- **Task details**:
All lines holding the string "PJHA" are to be shown.

--- start Data records ---

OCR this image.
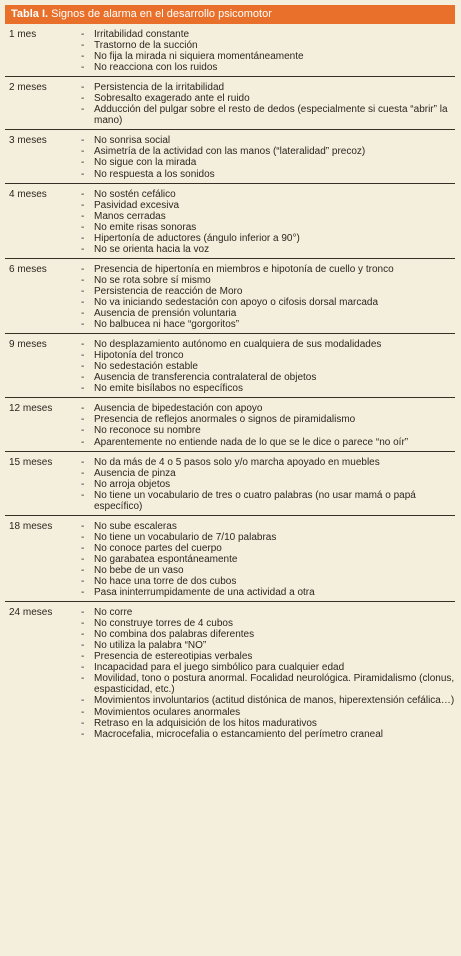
Tabla I. Signos de alarma en el desarrollo psicomotor
1 mes	- Irritabilidad constante
- Trastorno de la succión
- No fija la mirada ni siquiera momentáneamente
- No reacciona con los ruidos
2 meses	- Persistencia de la irritabilidad
- Sobresalto exagerado ante el ruido
- Adducción del pulgar sobre el resto de dedos (especialmente si cuesta “abrir” la mano)
3 meses	- No sonrisa social
- Asimetría de la actividad con las manos (“lateralidad” precoz)
- No sigue con la mirada
- No respuesta a los sonidos
4 meses	- No sostén cefálico
- Pasividad excesiva
- Manos cerradas
- No emite risas sonoras
- Hipertonía de aductores (ángulo inferior a 90°)
- No se orienta hacia la voz
6 meses	- Presencia de hipertonía en miembros e hipotonía de cuello y tronco
- No se rota sobre sí mismo
- Persistencia de reacción de Moro
- No va iniciando sedestación con apoyo o cifosis dorsal marcada
- Ausencia de prensión voluntaria
- No balbucea ni hace “gorgoritos”
9 meses	- No desplazamiento autónomo en cualquiera de sus modalidades
- Hipotonía del tronco
- No sedestación estable
- Ausencia de transferencia contralateral de objetos
- No emite bisílabos no específicos
12 meses	- Ausencia de bipedestación con apoyo
- Presencia de reflejos anormales o signos de piramidalismo
- No reconoce su nombre
- Aparentemente no entiende nada de lo que se le dice o parece “no oír”
15 meses	- No da más de 4 o 5 pasos solo y/o marcha apoyado en muebles
- Ausencia de pinza
- No arroja objetos
- No tiene un vocabulario de tres o cuatro palabras (no usar mamá o papá específico)
18 meses	- No sube escaleras
- No tiene un vocabulario de 7/10 palabras
- No conoce partes del cuerpo
- No garabatea espontáneamente
- No bebe de un vaso
- No hace una torre de dos cubos
- Pasa ininterrumpidamente de una actividad a otra
24 meses	- No corre
- No construye torres de 4 cubos
- No combina dos palabras diferentes
- No utiliza la palabra “NO”
- Presencia de estereotipias verbales
- Incapacidad para el juego simbólico para cualquier edad
- Movilidad, tono o postura anormal. Focalidad neurológica. Piramidalismo (clonus, espasticidad, etc.)
- Movimientos involuntarios (actitud distónica de manos, hiperextensión cefálica…)
- Movimientos oculares anormales
- Retraso en la adquisición de los hitos madurativos
- Macrocefalia, microcefalia o estancamiento del perímetro craneal
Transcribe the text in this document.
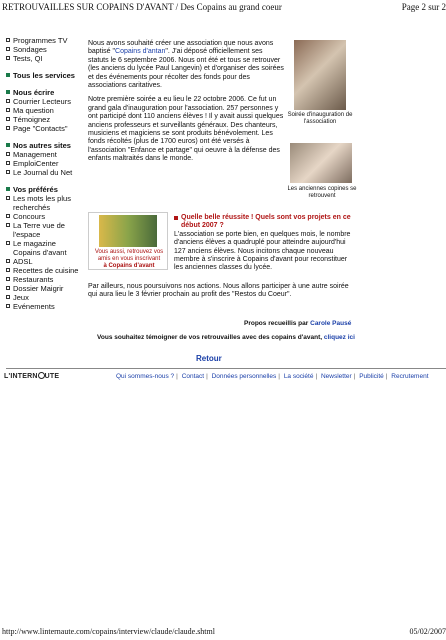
RETROUVAILLES SUR COPAINS D'AVANT / Des Copains au grand coeur	Page 2 sur 2
Programmes TV
Sondages
Tests, QI
Tous les services
Nous écrire
Courrier Lecteurs
Ma question
Témoignez
Page "Contacts"
Nos autres sites
Management
EmploiCenter
Le Journal du Net
Vos préférés
Les mots les plus recherchés
Concours
La Terre vue de l'espace
Le magazine Copains d'avant
ADSL
Recettes de cuisine
Restaurants
Dossier Maigrir
Jeux
Evénements

Nous avons souhaité créer une association que nous avons baptisé "Copains d'antan". J'ai déposé officiellement ses statuts le 6 septembre 2006. Nous ont été et tous se retrouver (les anciens du lycée Paul Langevin) et d'organiser des soirées et des événements pour récolter des fonds pour des associations caritatives.

Notre première soirée a eu lieu le 22 octobre 2006. Ce fut un grand gala d'inauguration pour l'association. 257 personnes y ont participé dont 110 anciens élèves ! Il y avait aussi quelques anciens professeurs et surveillants généraux. Des chanteurs, musiciens et magiciens se sont produits bénévolement. Les fonds récoltés (plus de 1700 euros) ont été versés à l'association "Enfance et partage" qui oeuvre à la défense des enfants maltraités dans le monde.

Soirée d'inauguration de l'association
Les anciennes copines se retrouvent
Vous aussi, retrouvez vos amis en vous inscrivant
à Copains d'avant
Quelle belle réussite ! Quels sont vos projets en ce début 2007 ?
L'association se porte bien, en quelques mois, le nombre d'anciens élèves a quadruplé pour atteindre aujourd'hui 127 anciens élèves. Nous incitons chaque nouveau membre à s'inscrire à Copains d'avant pour reconstituer les anciennes classes du lycée.
Par ailleurs, nous poursuivons nos actions. Nous allons participer à une autre soirée qui aura lieu le 3 février prochain au profit des "Restos du Coeur".
Propos recueillis par Carole Pausé
Vous souhaitez témoigner de vos retrouvailles avec des copains d'avant, cliquez ici
Retour
L'INTERN UTE	Qui sommes-nous ? | Contact | Données personnelles | La société | Newsletter | Publicité | Recrutement
http://www.linternaute.com/copains/interview/claude/claude.shtml	05/02/2007
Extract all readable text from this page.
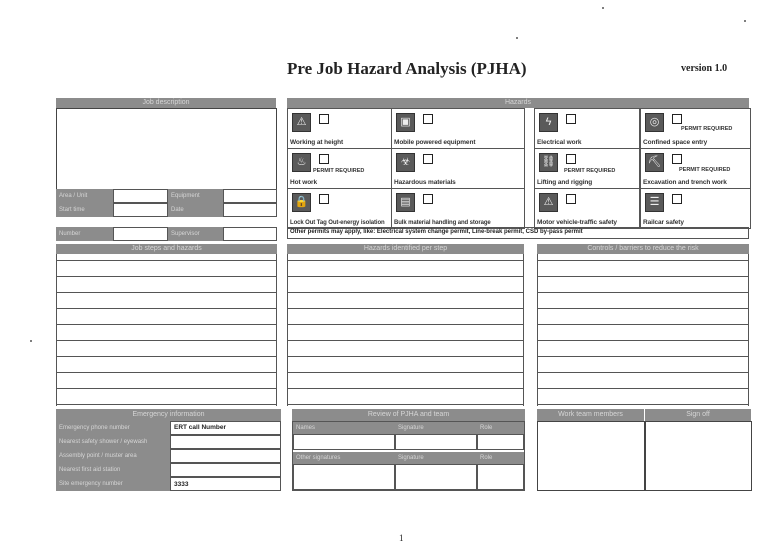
Pre Job Hazard Analysis (PJHA)	version 1.0
Job description
Area / Unit	Equipment
Start time	Date
Number	Supervisor
Hazards
⚠
Working at height
▣
Mobile powered equipment
ϟ
Electrical work
◎
PERMIT REQUIRED
Confined space entry
♨
PERMIT REQUIRED
Hot work
☣
Hazardous materials
⛓
PERMIT REQUIRED
Lifting and rigging
⛏
PERMIT REQUIRED
Excavation and trench work
🔒
Lock Out Tag Out-energy isolation
▤
Bulk material handling and storage
⚠
Motor vehicle-traffic safety
☰
Railcar safety
Other permits may apply, like: Electrical system change permit, Line-break permit, CSD by-pass permit
Job steps and hazards	Hazards identified per step	Controls / barriers to reduce the risk
Emergency information
Emergency phone number	ERT call Number
Nearest safety shower / eyewash
Assembly point / muster area
Nearest first aid station
Site emergency number	3333
Review of PJHA and team
Names	Signature	Role
Other signatures	Signature	Role
Work team members	Sign off
1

--- end Data records ---

- **Solved problem**:
Pre Job Hazard Analysis (PJHA)	version 1.0
Review of PJHA and team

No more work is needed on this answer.